WRITTEN TASK: Whenever a line below holds the word "Reporting", copy that line.

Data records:
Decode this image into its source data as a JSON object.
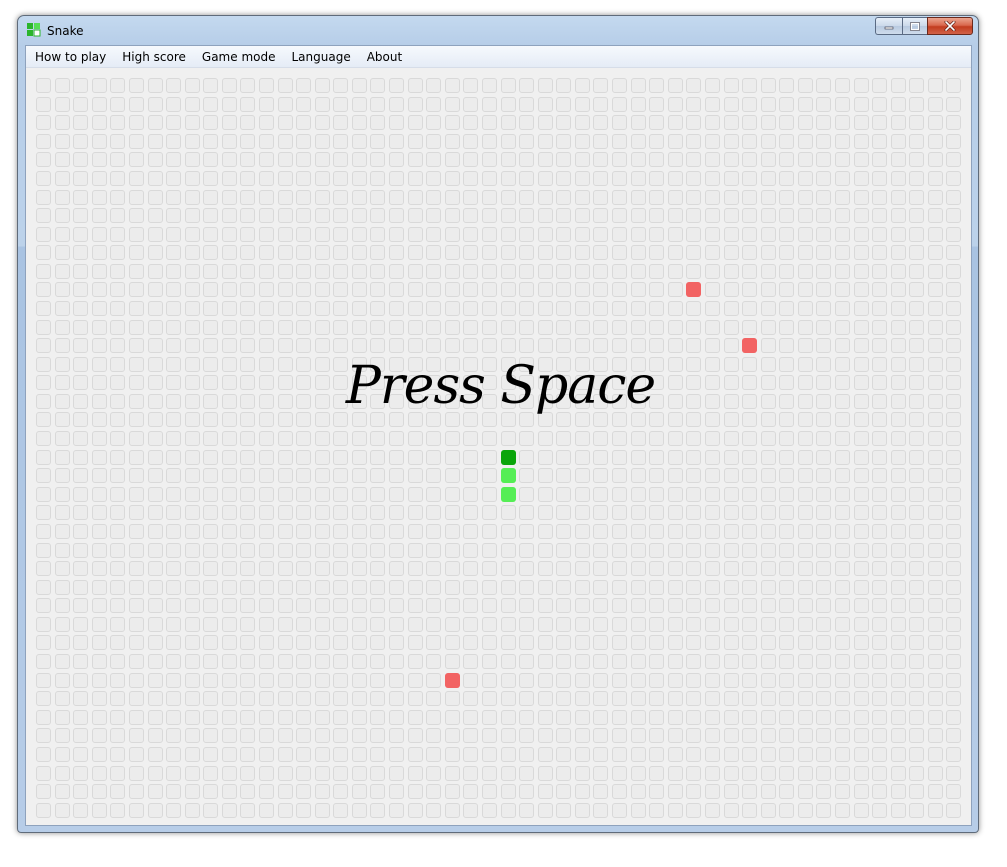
{
  "window": {
    "title": "Snake",
    "icon": "snake-app-icon",
    "buttons": [
      "minimize",
      "maximize",
      "close"
    ]
  },
  "menu": [
    {
      "label": "How to play"
    },
    {
      "label": "High score"
    },
    {
      "label": "Game mode"
    },
    {
      "label": "Language"
    },
    {
      "label": "About"
    }
  ],
  "game": {
    "message": "Press Space",
    "grid": {
      "columns": 50,
      "rows": 40
    },
    "snake": {
      "head": {
        "col": 25,
        "row": 20
      },
      "body": [
        {
          "col": 25,
          "row": 21
        },
        {
          "col": 25,
          "row": 22
        }
      ]
    },
    "food": [
      {
        "col": 35,
        "row": 11
      },
      {
        "col": 38,
        "row": 14
      },
      {
        "col": 22,
        "row": 32
      }
    ],
    "colors": {
      "cell_fill": "#ececec",
      "cell_border": "#d9d9d9",
      "snake_head": "#0aa50a",
      "snake_body": "#55ee55",
      "food": "#f26363"
    }
  }
}
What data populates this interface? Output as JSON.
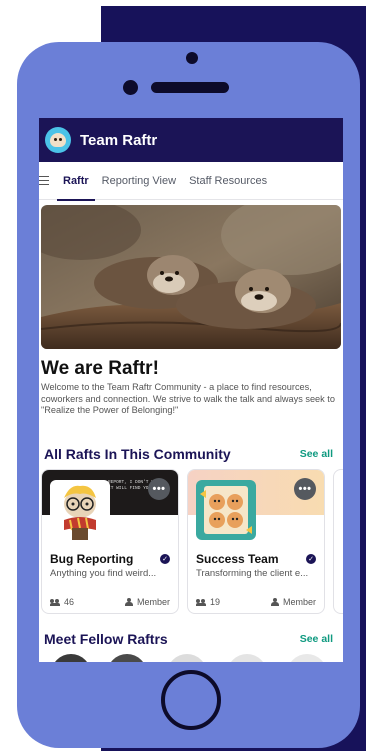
{
  "app": {
    "title": "Team Raftr"
  },
  "tabs": [
    {
      "label": "Raftr",
      "active": true
    },
    {
      "label": "Reporting View",
      "active": false
    },
    {
      "label": "Staff Resources",
      "active": false
    }
  ],
  "hero": {
    "title": "We are Raftr!",
    "description": "Welcome to the Team Raftr Community - a place to find resources, coworkers and connection. We strive to walk the talk and always seek to \"Realize the Power of Belonging!\""
  },
  "rafts_section": {
    "title": "All Rafts In This Community",
    "see_all": "See all"
  },
  "rafts": [
    {
      "name": "Bug Reporting",
      "description": "Anything you find weird...",
      "members": "46",
      "role": "Member",
      "banner_text": "REPORT, I DON'T KNOW\nIT WILL FIND YOU AND"
    },
    {
      "name": "Success Team",
      "description": "Transforming the client e...",
      "members": "19",
      "role": "Member"
    }
  ],
  "people_section": {
    "title": "Meet Fellow Raftrs",
    "see_all": "See all"
  },
  "colors": {
    "brand_dark": "#1b1456",
    "phone": "#6b7fd7",
    "accent_link": "#0f9a80"
  },
  "icons": [
    "menu-icon",
    "more-icon",
    "verified-icon",
    "people-icon",
    "person-icon"
  ]
}
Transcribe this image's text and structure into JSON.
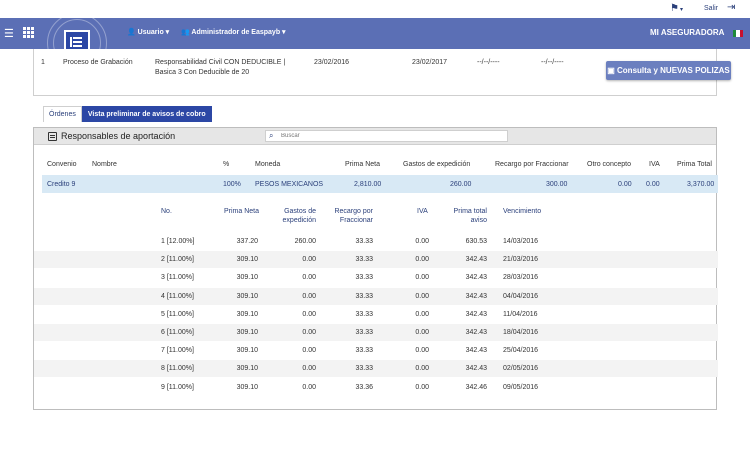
{
  "topbar": {
    "notifications_icon": "flag-icon",
    "logout_label": "Salir",
    "logout_icon": "exit-icon"
  },
  "header": {
    "user_menu": "Usuario",
    "admin_menu": "Administrador de Easpayb",
    "brand": "MI ASEGURADORA",
    "accent": "#5b6fb5"
  },
  "order": {
    "index": "1",
    "process": "Proceso de Grabación",
    "description_line1": "Responsabilidad  Civil  CON  DEDUCIBLE  |",
    "description_line2": "Basica 3 Con Deducible de 20",
    "start_date": "23/02/2016",
    "end_date": "23/02/2017",
    "blank1": "--/--/----",
    "blank2": "--/--/----",
    "consulta_button": "Consulta y NUEVAS POLIZAS"
  },
  "tabs": [
    {
      "label": "Órdenes"
    },
    {
      "label": "Vista preliminar de avisos de cobro"
    }
  ],
  "panel": {
    "title": "Responsables de aportación",
    "search_placeholder": "Buscar"
  },
  "summary_table": {
    "headers": [
      "Convenio",
      "Nombre",
      "%",
      "Moneda",
      "Prima Neta",
      "Gastos de expedición",
      "Recargo por Fraccionar",
      "Otro concepto",
      "IVA",
      "Prima Total"
    ],
    "row": [
      "Credito 9",
      "",
      "100%",
      "PESOS MEXICANOS",
      "2,810.00",
      "260.00",
      "300.00",
      "0.00",
      "0.00",
      "3,370.00"
    ]
  },
  "detail_table": {
    "headers": {
      "no": "No.",
      "prima_neta": "Prima Neta",
      "gastos_1": "Gastos de",
      "gastos_2": "expedición",
      "recargo_1": "Recargo por",
      "recargo_2": "Fraccionar",
      "iva": "IVA",
      "total_1": "Prima total",
      "total_2": "aviso",
      "vencimiento": "Vencimiento"
    },
    "rows": [
      [
        "1 [12.00%]",
        "337.20",
        "260.00",
        "33.33",
        "0.00",
        "630.53",
        "14/03/2016"
      ],
      [
        "2 [11.00%]",
        "309.10",
        "0.00",
        "33.33",
        "0.00",
        "342.43",
        "21/03/2016"
      ],
      [
        "3 [11.00%]",
        "309.10",
        "0.00",
        "33.33",
        "0.00",
        "342.43",
        "28/03/2016"
      ],
      [
        "4 [11.00%]",
        "309.10",
        "0.00",
        "33.33",
        "0.00",
        "342.43",
        "04/04/2016"
      ],
      [
        "5 [11.00%]",
        "309.10",
        "0.00",
        "33.33",
        "0.00",
        "342.43",
        "11/04/2016"
      ],
      [
        "6 [11.00%]",
        "309.10",
        "0.00",
        "33.33",
        "0.00",
        "342.43",
        "18/04/2016"
      ],
      [
        "7 [11.00%]",
        "309.10",
        "0.00",
        "33.33",
        "0.00",
        "342.43",
        "25/04/2016"
      ],
      [
        "8 [11.00%]",
        "309.10",
        "0.00",
        "33.33",
        "0.00",
        "342.43",
        "02/05/2016"
      ],
      [
        "9 [11.00%]",
        "309.10",
        "0.00",
        "33.36",
        "0.00",
        "342.46",
        "09/05/2016"
      ]
    ]
  }
}
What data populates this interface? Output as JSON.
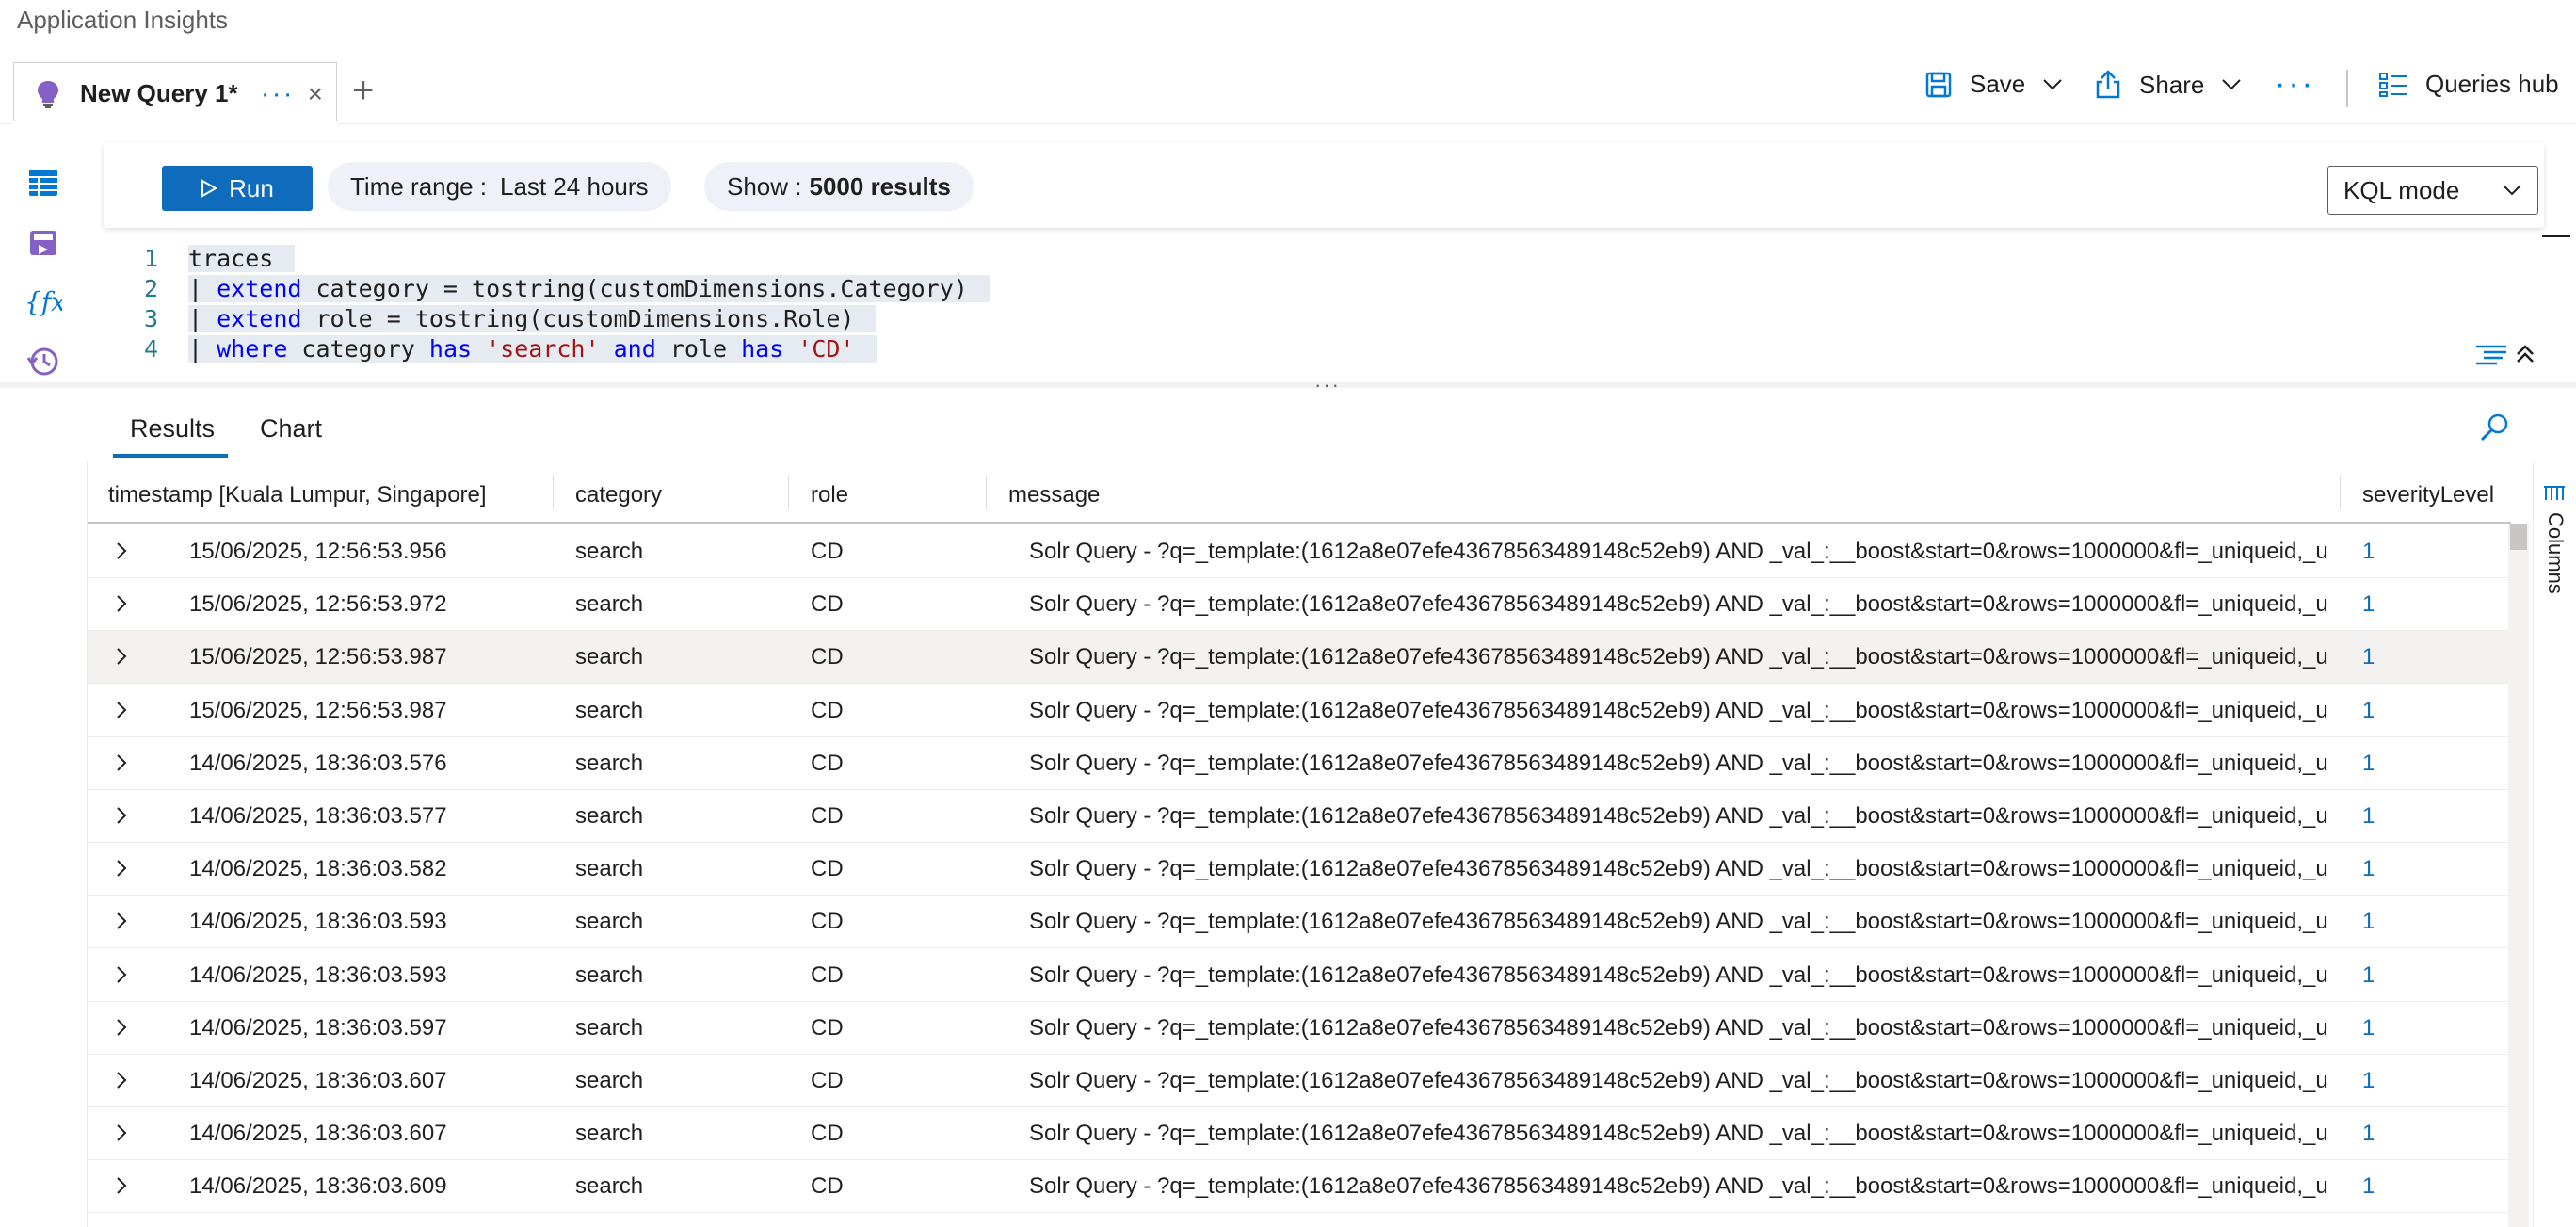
{
  "app": {
    "title": "Application Insights"
  },
  "tab": {
    "label": "New Query 1*",
    "more": "···",
    "close": "×",
    "add": "+"
  },
  "commands": {
    "save": "Save",
    "share": "Share",
    "more": "···",
    "queries_hub": "Queries hub"
  },
  "toolbar": {
    "run": "Run",
    "time_range_label": "Time range :",
    "time_range_value": "Last 24 hours",
    "show_label": "Show :",
    "show_value": "5000 results",
    "mode": "KQL mode"
  },
  "editor": {
    "line_numbers": [
      "1",
      "2",
      "3",
      "4"
    ],
    "lines": [
      "traces",
      "| extend category = tostring(customDimensions.Category)",
      "| extend role = tostring(customDimensions.Role)",
      "| where category has 'search' and role has 'CD'"
    ]
  },
  "results_tabs": [
    "Results",
    "Chart"
  ],
  "columns_panel_label": "Columns",
  "splitter": "···",
  "grid": {
    "headers": [
      "timestamp [Kuala Lumpur, Singapore]",
      "category",
      "role",
      "message",
      "severityLevel"
    ],
    "rows": [
      [
        "15/06/2025, 12:56:53.956",
        "search",
        "CD",
        "Solr Query - ?q=_template:(1612a8e07efe43678563489148c52eb9) AND _val_:__boost&start=0&rows=1000000&fl=_uniqueid,_u...",
        "1"
      ],
      [
        "15/06/2025, 12:56:53.972",
        "search",
        "CD",
        "Solr Query - ?q=_template:(1612a8e07efe43678563489148c52eb9) AND _val_:__boost&start=0&rows=1000000&fl=_uniqueid,_u...",
        "1"
      ],
      [
        "15/06/2025, 12:56:53.987",
        "search",
        "CD",
        "Solr Query - ?q=_template:(1612a8e07efe43678563489148c52eb9) AND _val_:__boost&start=0&rows=1000000&fl=_uniqueid,_u...",
        "1"
      ],
      [
        "15/06/2025, 12:56:53.987",
        "search",
        "CD",
        "Solr Query - ?q=_template:(1612a8e07efe43678563489148c52eb9) AND _val_:__boost&start=0&rows=1000000&fl=_uniqueid,_u...",
        "1"
      ],
      [
        "14/06/2025, 18:36:03.576",
        "search",
        "CD",
        "Solr Query - ?q=_template:(1612a8e07efe43678563489148c52eb9) AND _val_:__boost&start=0&rows=1000000&fl=_uniqueid,_u...",
        "1"
      ],
      [
        "14/06/2025, 18:36:03.577",
        "search",
        "CD",
        "Solr Query - ?q=_template:(1612a8e07efe43678563489148c52eb9) AND _val_:__boost&start=0&rows=1000000&fl=_uniqueid,_u...",
        "1"
      ],
      [
        "14/06/2025, 18:36:03.582",
        "search",
        "CD",
        "Solr Query - ?q=_template:(1612a8e07efe43678563489148c52eb9) AND _val_:__boost&start=0&rows=1000000&fl=_uniqueid,_u...",
        "1"
      ],
      [
        "14/06/2025, 18:36:03.593",
        "search",
        "CD",
        "Solr Query - ?q=_template:(1612a8e07efe43678563489148c52eb9) AND _val_:__boost&start=0&rows=1000000&fl=_uniqueid,_u...",
        "1"
      ],
      [
        "14/06/2025, 18:36:03.593",
        "search",
        "CD",
        "Solr Query - ?q=_template:(1612a8e07efe43678563489148c52eb9) AND _val_:__boost&start=0&rows=1000000&fl=_uniqueid,_u...",
        "1"
      ],
      [
        "14/06/2025, 18:36:03.597",
        "search",
        "CD",
        "Solr Query - ?q=_template:(1612a8e07efe43678563489148c52eb9) AND _val_:__boost&start=0&rows=1000000&fl=_uniqueid,_u...",
        "1"
      ],
      [
        "14/06/2025, 18:36:03.607",
        "search",
        "CD",
        "Solr Query - ?q=_template:(1612a8e07efe43678563489148c52eb9) AND _val_:__boost&start=0&rows=1000000&fl=_uniqueid,_u...",
        "1"
      ],
      [
        "14/06/2025, 18:36:03.607",
        "search",
        "CD",
        "Solr Query - ?q=_template:(1612a8e07efe43678563489148c52eb9) AND _val_:__boost&start=0&rows=1000000&fl=_uniqueid,_u...",
        "1"
      ],
      [
        "14/06/2025, 18:36:03.609",
        "search",
        "CD",
        "Solr Query - ?q=_template:(1612a8e07efe43678563489148c52eb9) AND _val_:__boost&start=0&rows=1000000&fl=_uniqueid,_u...",
        "1"
      ]
    ],
    "selected_row_index": 2
  },
  "icons": {
    "tab": "lightbulb-icon",
    "save": "save-icon",
    "share": "share-icon",
    "queries_hub": "queries-hub-icon",
    "rail": [
      "tables-icon",
      "queries-icon",
      "functions-icon",
      "history-icon"
    ],
    "run": "play-icon",
    "search": "search-icon",
    "expand": "chevron-right-icon"
  },
  "colors": {
    "accent": "#0f6cbd",
    "selected_row": "#f3f2f1",
    "keyword": "#0000ff",
    "string": "#a31515"
  }
}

RESPONSE TO THE EXERCISE:
      "label": "Reporting View",
      "name": "Bug Reporting",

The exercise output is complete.